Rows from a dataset
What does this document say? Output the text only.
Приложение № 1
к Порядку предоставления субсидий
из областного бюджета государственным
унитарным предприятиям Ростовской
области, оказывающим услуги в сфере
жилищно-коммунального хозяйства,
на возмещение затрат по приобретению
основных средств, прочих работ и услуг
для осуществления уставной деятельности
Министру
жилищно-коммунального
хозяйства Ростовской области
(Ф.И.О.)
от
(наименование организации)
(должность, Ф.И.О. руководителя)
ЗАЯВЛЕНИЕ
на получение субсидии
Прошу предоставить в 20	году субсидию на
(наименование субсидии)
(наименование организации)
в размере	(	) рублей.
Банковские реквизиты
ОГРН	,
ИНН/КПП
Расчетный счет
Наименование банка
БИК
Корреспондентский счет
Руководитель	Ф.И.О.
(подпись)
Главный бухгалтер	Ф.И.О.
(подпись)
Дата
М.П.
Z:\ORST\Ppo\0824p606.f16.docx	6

- Instruction -
The listing above must be transcribed exactly, line by line.

- Exercise output -
What does this document say? Output the text only.
Приложение № 1
к Порядку предоставления субсидий
из областного бюджета государственным
унитарным предприятиям Ростовской
области, оказывающим услуги в сфере
жилищно-коммунального хозяйства,
на возмещение затрат по приобретению
основных средств, прочих работ и услуг
для осуществления уставной деятельности
Министру
жилищно-коммунального
хозяйства Ростовской области
(Ф.И.О.)
от
(наименование организации)
(должность, Ф.И.О. руководителя)
ЗАЯВЛЕНИЕ
на получение субсидии
Прошу предоставить в 20	году субсидию на
(наименование субсидии)
(наименование организации)
в размере	(	) рублей.
Банковские реквизиты
ОГРН	,
ИНН/КПП
Расчетный счет
Наименование банка
БИК
Корреспондентский счет
Руководитель	Ф.И.О.
(подпись)
Главный бухгалтер	Ф.И.О.
(подпись)
Дата
М.П.
Z:\ORST\Ppo\0824p606.f16.docx	6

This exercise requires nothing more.